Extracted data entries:
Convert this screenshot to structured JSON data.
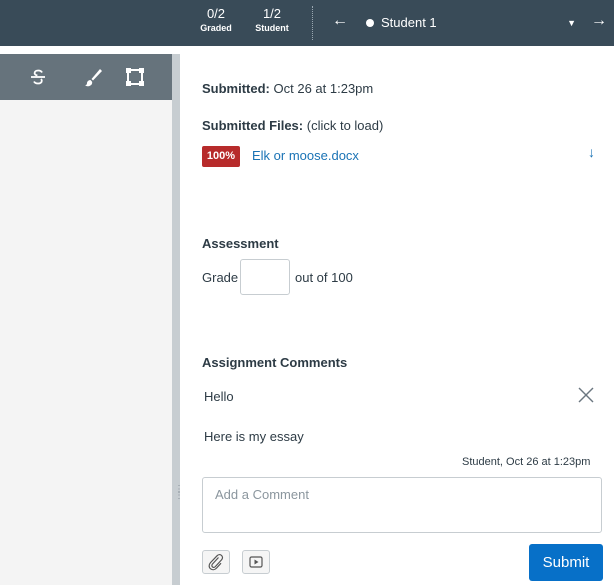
{
  "header": {
    "graded": {
      "count": "0/2",
      "label": "Graded"
    },
    "student": {
      "count": "1/2",
      "label": "Student"
    },
    "prev_icon": "left-arrow-icon",
    "next_icon": "right-arrow-icon",
    "selected_student": "Student 1"
  },
  "toolbar": {
    "tools": [
      "strikethrough-icon",
      "brush-icon",
      "rectangle-icon"
    ]
  },
  "submission": {
    "submitted_label": "Submitted:",
    "submitted_value": "Oct 26 at 1:23pm",
    "files_label": "Submitted Files:",
    "files_hint": "(click to load)",
    "file": {
      "badge": "100%",
      "name": "Elk or moose.docx"
    },
    "download_icon": "download-arrow-icon"
  },
  "assessment": {
    "heading": "Assessment",
    "grade_label": "Grade",
    "grade_value": "",
    "out_of": "out of 100"
  },
  "comments": {
    "heading": "Assignment Comments",
    "items": [
      {
        "text": "Hello"
      },
      {
        "text": "Here is my essay",
        "meta": "Student, Oct 26 at 1:23pm"
      }
    ],
    "placeholder": "Add a Comment",
    "submit_label": "Submit"
  },
  "colors": {
    "topbar": "#394b58",
    "toolbar": "#66737c",
    "badge": "#b72b2b",
    "link": "#1a73b5",
    "submit": "#0770c8"
  }
}
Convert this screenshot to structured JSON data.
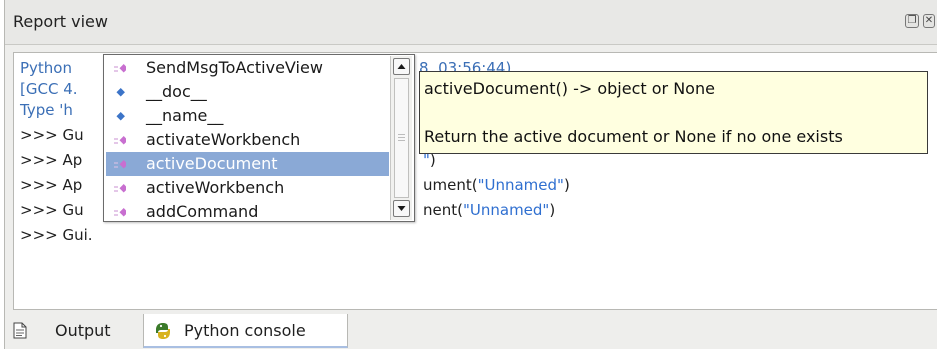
{
  "panel": {
    "title": "Report view",
    "float_icon": "float-window-icon",
    "close_icon": "close-window-icon"
  },
  "console": {
    "lines": [
      {
        "left": "Python ",
        "right": "8, 03:56:44)"
      },
      {
        "left": "[GCC 4.",
        "right": ""
      },
      {
        "left": "Type 'h",
        "right": ""
      },
      {
        "left": ">>> Gu",
        "right": ""
      },
      {
        "left": ">>> Ap",
        "right_code": ")",
        "right_str": "\""
      },
      {
        "left": ">>> Ap",
        "right_code": "ument(",
        "right_str": "\"Unnamed\"",
        "right_end": ")"
      },
      {
        "left": ">>> Gu",
        "right_code": "nent(",
        "right_str": "\"Unnamed\"",
        "right_end": ")"
      },
      {
        "left": ">>> Gui.",
        "right": ""
      }
    ]
  },
  "autocomplete": {
    "items": [
      {
        "label": "SendMsgToActiveView",
        "icon": "method-icon"
      },
      {
        "label": "__doc__",
        "icon": "attribute-icon"
      },
      {
        "label": "__name__",
        "icon": "attribute-icon"
      },
      {
        "label": "activateWorkbench",
        "icon": "method-icon"
      },
      {
        "label": "activeDocument",
        "icon": "method-icon",
        "selected": true
      },
      {
        "label": "activeWorkbench",
        "icon": "method-icon"
      },
      {
        "label": "addCommand",
        "icon": "method-icon"
      }
    ]
  },
  "calltip": {
    "signature": "activeDocument() -> object or None",
    "description": "Return the active document or None if no one exists"
  },
  "tabs": [
    {
      "label": "Output",
      "icon": "document-icon",
      "active": false
    },
    {
      "label": "Python console",
      "icon": "python-icon",
      "active": true
    }
  ],
  "colors": {
    "selection": "#8aa9d6",
    "calltip_bg": "#ffffe0",
    "method_icon": "#c86fd0",
    "attribute_icon": "#3c74c8",
    "string": "#2f6fd0"
  }
}
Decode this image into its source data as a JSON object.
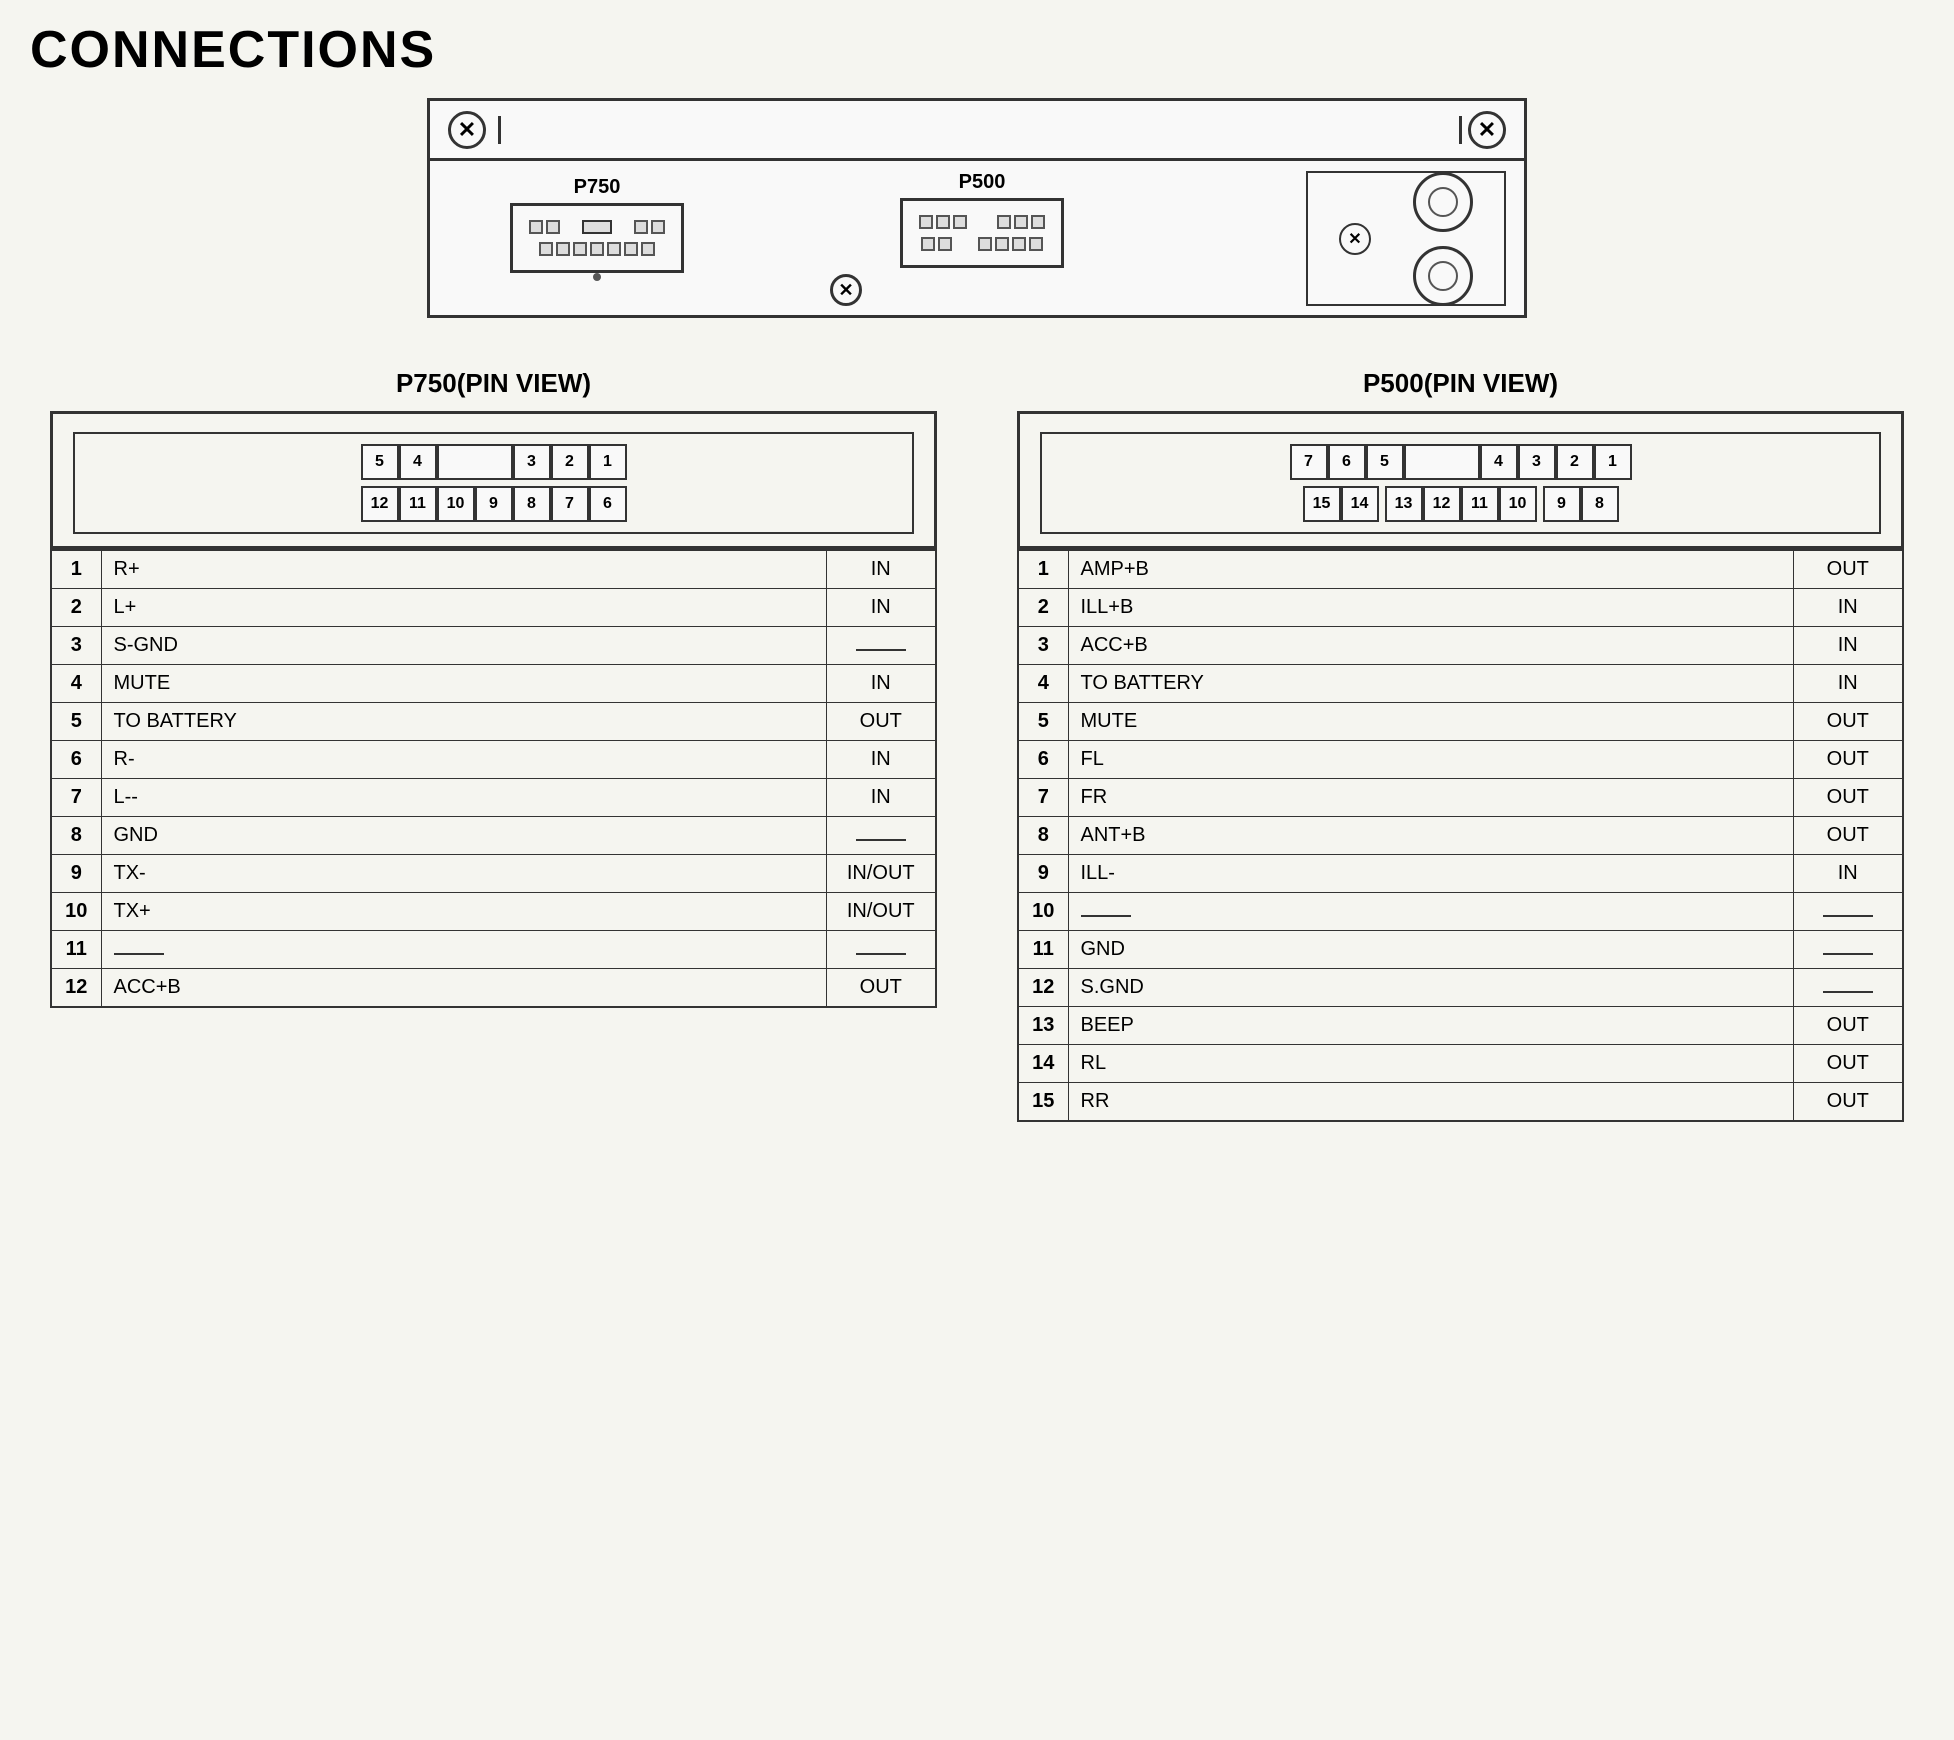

[EXERCISE PROMPT] Repeat each record exactly as shown above, dropping all images.

[OUTPUT OF THE TASK]
Convert this screenshot to structured JSON data.
{
  "header": {
    "graded": {
      "count": "0/2",
      "label": "Graded"
    },
    "student": {
      "count": "1/2",
      "label": "Student"
    },
    "prev_icon": "left-arrow-icon",
    "next_icon": "right-arrow-icon",
    "selected_student": "Student 1"
  },
  "toolbar": {
    "tools": [
      "strikethrough-icon",
      "brush-icon",
      "rectangle-icon"
    ]
  },
  "submission": {
    "submitted_label": "Submitted:",
    "submitted_value": "Oct 26 at 1:23pm",
    "files_label": "Submitted Files:",
    "files_hint": "(click to load)",
    "file": {
      "badge": "100%",
      "name": "Elk or moose.docx"
    },
    "download_icon": "download-arrow-icon"
  },
  "assessment": {
    "heading": "Assessment",
    "grade_label": "Grade",
    "grade_value": "",
    "out_of": "out of 100"
  },
  "comments": {
    "heading": "Assignment Comments",
    "items": [
      {
        "text": "Hello"
      },
      {
        "text": "Here is my essay",
        "meta": "Student, Oct 26 at 1:23pm"
      }
    ],
    "placeholder": "Add a Comment",
    "submit_label": "Submit"
  },
  "colors": {
    "topbar": "#394b58",
    "toolbar": "#66737c",
    "badge": "#b72b2b",
    "link": "#1a73b5",
    "submit": "#0770c8"
  }
}
Convert this screenshot to structured JSON data.
{
  "panel": {
    "title": "Report view",
    "float_icon": "float-window-icon",
    "close_icon": "close-window-icon"
  },
  "console": {
    "lines": [
      {
        "left": "Python ",
        "right": "8, 03:56:44)"
      },
      {
        "left": "[GCC 4.",
        "right": ""
      },
      {
        "left": "Type 'h",
        "right": ""
      },
      {
        "left": ">>> Gu",
        "right": ""
      },
      {
        "left": ">>> Ap",
        "right_code": ")",
        "right_str": "\""
      },
      {
        "left": ">>> Ap",
        "right_code": "ument(",
        "right_str": "\"Unnamed\"",
        "right_end": ")"
      },
      {
        "left": ">>> Gu",
        "right_code": "nent(",
        "right_str": "\"Unnamed\"",
        "right_end": ")"
      },
      {
        "left": ">>> Gui.",
        "right": ""
      }
    ]
  },
  "autocomplete": {
    "items": [
      {
        "label": "SendMsgToActiveView",
        "icon": "method-icon"
      },
      {
        "label": "__doc__",
        "icon": "attribute-icon"
      },
      {
        "label": "__name__",
        "icon": "attribute-icon"
      },
      {
        "label": "activateWorkbench",
        "icon": "method-icon"
      },
      {
        "label": "activeDocument",
        "icon": "method-icon",
        "selected": true
      },
      {
        "label": "activeWorkbench",
        "icon": "method-icon"
      },
      {
        "label": "addCommand",
        "icon": "method-icon"
      }
    ]
  },
  "calltip": {
    "signature": "activeDocument() -> object or None",
    "description": "Return the active document or None if no one exists"
  },
  "tabs": [
    {
      "label": "Output",
      "icon": "document-icon",
      "active": false
    },
    {
      "label": "Python console",
      "icon": "python-icon",
      "active": true
    }
  ],
  "colors": {
    "selection": "#8aa9d6",
    "calltip_bg": "#ffffe0",
    "method_icon": "#c86fd0",
    "attribute_icon": "#3c74c8",
    "string": "#2f6fd0"
  }
}
Decode this image into its source data as a JSON object.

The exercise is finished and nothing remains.